• Stored items:

-------

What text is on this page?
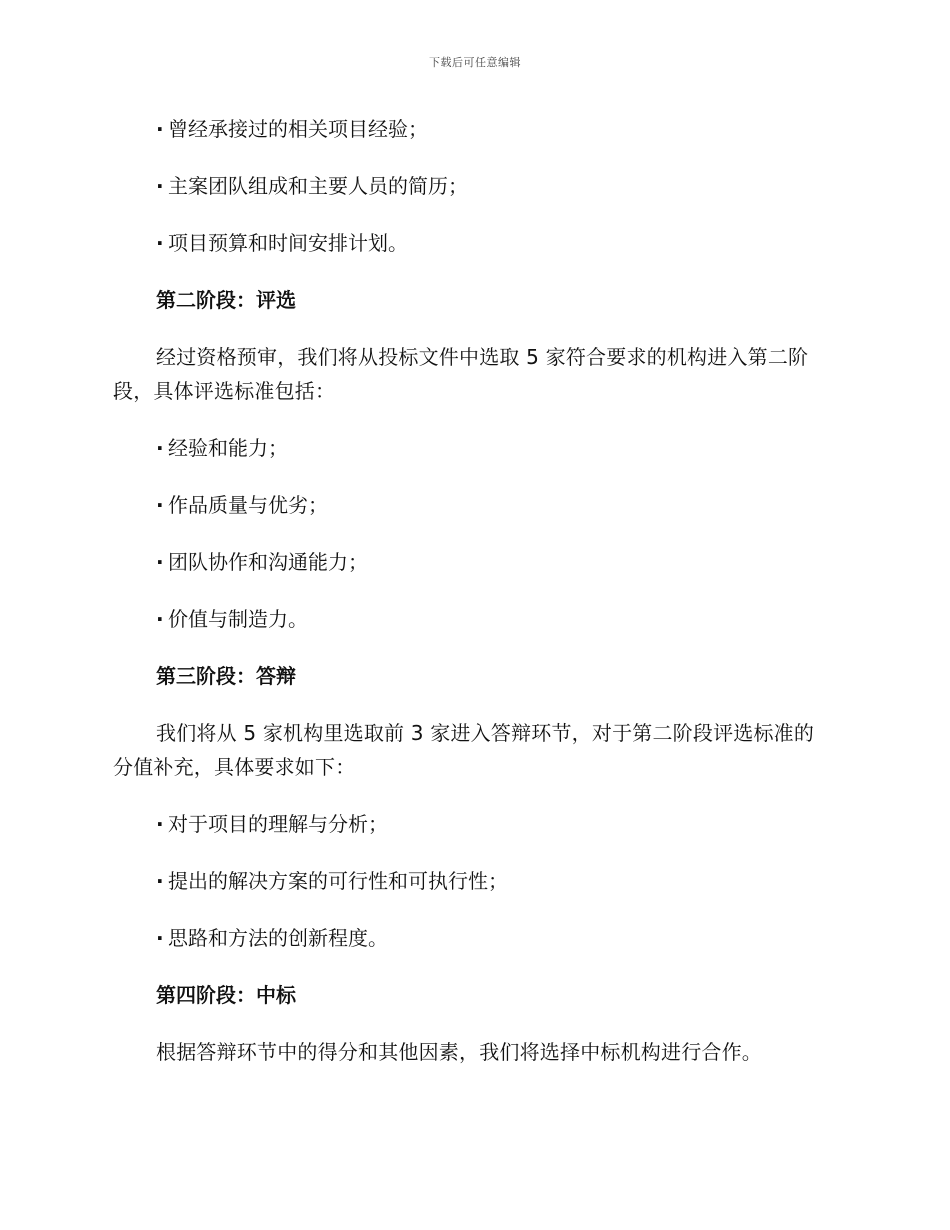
下载后可任意编辑
· 曾经承接过的相关项目经验；
· 主案团队组成和主要人员的简历；
· 项目预算和时间安排计划。
第二阶段：评选
经过资格预审，我们将从投标文件中选取 5 家符合要求的机构进入第二阶段，具体评选标准包括：
· 经验和能力；
· 作品质量与优劣；
· 团队协作和沟通能力；
· 价值与制造力。
第三阶段：答辩
我们将从 5 家机构里选取前 3 家进入答辩环节，对于第二阶段评选标准的分值补充，具体要求如下：
· 对于项目的理解与分析；
· 提出的解决方案的可行性和可执行性；
· 思路和方法的创新程度。
第四阶段：中标
根据答辩环节中的得分和其他因素，我们将选择中标机构进行合作。
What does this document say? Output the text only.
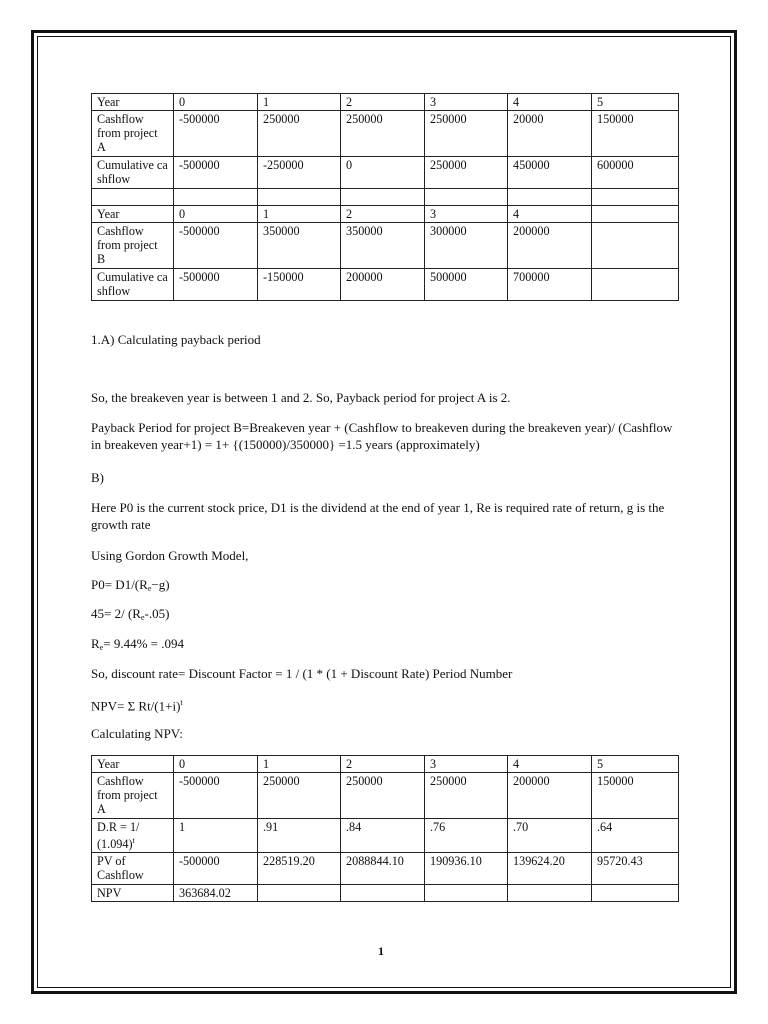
Year	0	1	2	3	4	5
Cashflow from project A	-500000	250000	250000	250000	20000	150000
Cumulative cashflow	-500000	-250000	0	250000	450000	600000

Year	0	1	2	3	4	
Cashflow from project B	-500000	350000	350000	300000	200000	
Cumulative cashflow	-500000	-150000	200000	500000	700000	
1.A) Calculating payback period
So, the breakeven year is between 1 and 2. So, Payback period for project A is 2.
Payback Period for project B=Breakeven year + (Cashflow to breakeven during the breakeven year)/ (Cashflow in breakeven year+1) = 1+ {(150000)/350000} =1.5 years (approximately)
B)
Here P0 is the current stock price, D1 is the dividend at the end of year 1, Re is required rate of return, g is the growth rate
Using Gordon Growth Model,
$P0= D1/(R_e-g)$
45= 2/ $(R_e-.05)$
$R_e= 9.44\% = .094$
So, discount rate= Discount Factor = 1 / (1 * (1 + Discount Rate) Period Number
NPV= Σ $Rt/(1+i)^t$
Calculating NPV:
Year	0	1	2	3	4	5
Cashflow from project A	-500000	250000	250000	250000	200000	150000
D.R = 1/ $(1.094)^t$	1	.91	.84	.76	.70	.64
PV of Cashflow	-500000	228519.20	2088844.10	190936.10	139624.20	95720.43
NPV	363684.02					
1
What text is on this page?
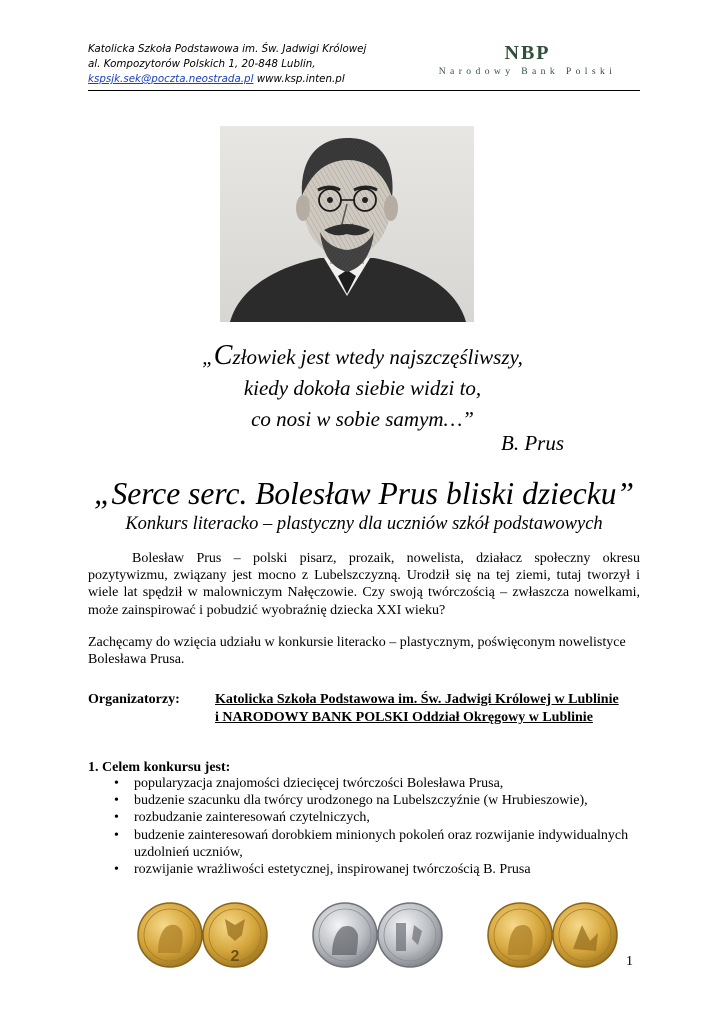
Katolicka Szkoła Podstawowa im. Św. Jadwigi Królowej
al. Kompozytorów Polskich 1, 20-848 Lublin,
kspsjk.sek@poczta.neostrada.pl www.ksp.inten.pl
NBP
Narodowy Bank Polski
„Człowiek jest wtedy najszczęśliwszy,
kiedy dokoła siebie widzi to,
co nosi w sobie samym…”
B. Prus
„Serce serc. Bolesław Prus bliski dziecku”
Konkurs literacko – plastyczny dla uczniów szkół podstawowych
Bolesław Prus – polski pisarz, prozaik, nowelista, działacz społeczny okresu pozytywizmu, związany jest mocno z Lubelszczyzną. Urodził się na tej ziemi, tutaj tworzył i wiele lat spędził w malowniczym Nałęczowie. Czy swoją twórczością – zwłaszcza nowelkami, może zainspirować i pobudzić wyobraźnię dziecka XXI wieku?
Zachęcamy do wzięcia udziału w konkursie literacko – plastycznym, poświęconym nowelistyce Bolesława Prusa.
Organizatorzy:	Katolicka Szkoła Podstawowa im. Św. Jadwigi Królowej w Lublinie
i NARODOWY BANK POLSKI Oddział Okręgowy w Lublinie
1. Celem konkursu jest:
• popularyzacja znajomości dziecięcej twórczości Bolesława Prusa,
• budzenie szacunku dla twórcy urodzonego na Lubelszczyźnie (w Hrubieszowie),
• rozbudzanie zainteresowań czytelniczych,
• budzenie zainteresowań dorobkiem minionych pokoleń oraz rozwijanie indywidualnych uzdolnień uczniów,
• rozwijanie wrażliwości estetycznej, inspirowanej twórczością B. Prusa
2	1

-------

• Exercise brief:
Return the material exactly as given, apart from the pictures.

• Exercise result:
What text is on this page?
下载后可任意编辑
· 曾经承接过的相关项目经验；
· 主案团队组成和主要人员的简历；
· 项目预算和时间安排计划。
第二阶段：评选
经过资格预审，我们将从投标文件中选取 5 家符合要求的机构进入第二阶段，具体评选标准包括：
· 经验和能力；
· 作品质量与优劣；
· 团队协作和沟通能力；
· 价值与制造力。
第三阶段：答辩
我们将从 5 家机构里选取前 3 家进入答辩环节，对于第二阶段评选标准的分值补充，具体要求如下：
· 对于项目的理解与分析；
· 提出的解决方案的可行性和可执行性；
· 思路和方法的创新程度。
第四阶段：中标
根据答辩环节中的得分和其他因素，我们将选择中标机构进行合作。
What does this document say? Output the text only.
Year	0	1	2	3	4	5
Cashflow from project A	-500000	250000	250000	250000	20000	150000
Cumulative cashflow	-500000	-250000	0	250000	450000	600000

Year	0	1	2	3	4	
Cashflow from project B	-500000	350000	350000	300000	200000	
Cumulative cashflow	-500000	-150000	200000	500000	700000	
1.A) Calculating payback period
So, the breakeven year is between 1 and 2. So, Payback period for project A is 2.
Payback Period for project B=Breakeven year + (Cashflow to breakeven during the breakeven year)/ (Cashflow in breakeven year+1) = 1+ {(150000)/350000} =1.5 years (approximately)
B)
Here P0 is the current stock price, D1 is the dividend at the end of year 1, Re is required rate of return, g is the growth rate
Using Gordon Growth Model,
$P0= D1/(R_e-g)$
45= 2/ $(R_e-.05)$
$R_e= 9.44\% = .094$
So, discount rate= Discount Factor = 1 / (1 * (1 + Discount Rate) Period Number
NPV= Σ $Rt/(1+i)^t$
Calculating NPV:
Year	0	1	2	3	4	5
Cashflow from project A	-500000	250000	250000	250000	200000	150000
D.R = 1/ $(1.094)^t$	1	.91	.84	.76	.70	.64
PV of Cashflow	-500000	228519.20	2088844.10	190936.10	139624.20	95720.43
NPV	363684.02					
1
What text is on this page?
Katolicka Szkoła Podstawowa im. Św. Jadwigi Królowej
al. Kompozytorów Polskich 1, 20-848 Lublin,
kspsjk.sek@poczta.neostrada.pl www.ksp.inten.pl
NBP
Narodowy Bank Polski
„Człowiek jest wtedy najszczęśliwszy,
kiedy dokoła siebie widzi to,
co nosi w sobie samym…”
B. Prus
„Serce serc. Bolesław Prus bliski dziecku”
Konkurs literacko – plastyczny dla uczniów szkół podstawowych
Bolesław Prus – polski pisarz, prozaik, nowelista, działacz społeczny okresu pozytywizmu, związany jest mocno z Lubelszczyzną. Urodził się na tej ziemi, tutaj tworzył i wiele lat spędził w malowniczym Nałęczowie. Czy swoją twórczością – zwłaszcza nowelkami, może zainspirować i pobudzić wyobraźnię dziecka XXI wieku?
Zachęcamy do wzięcia udziału w konkursie literacko – plastycznym, poświęconym nowelistyce Bolesława Prusa.
Organizatorzy:	Katolicka Szkoła Podstawowa im. Św. Jadwigi Królowej w Lublinie
i NARODOWY BANK POLSKI Oddział Okręgowy w Lublinie
1. Celem konkursu jest:
• popularyzacja znajomości dziecięcej twórczości Bolesława Prusa,
• budzenie szacunku dla twórcy urodzonego na Lubelszczyźnie (w Hrubieszowie),
• rozbudzanie zainteresowań czytelniczych,
• budzenie zainteresowań dorobkiem minionych pokoleń oraz rozwijanie indywidualnych uzdolnień uczniów,
• rozwijanie wrażliwości estetycznej, inspirowanej twórczością B. Prusa
2	1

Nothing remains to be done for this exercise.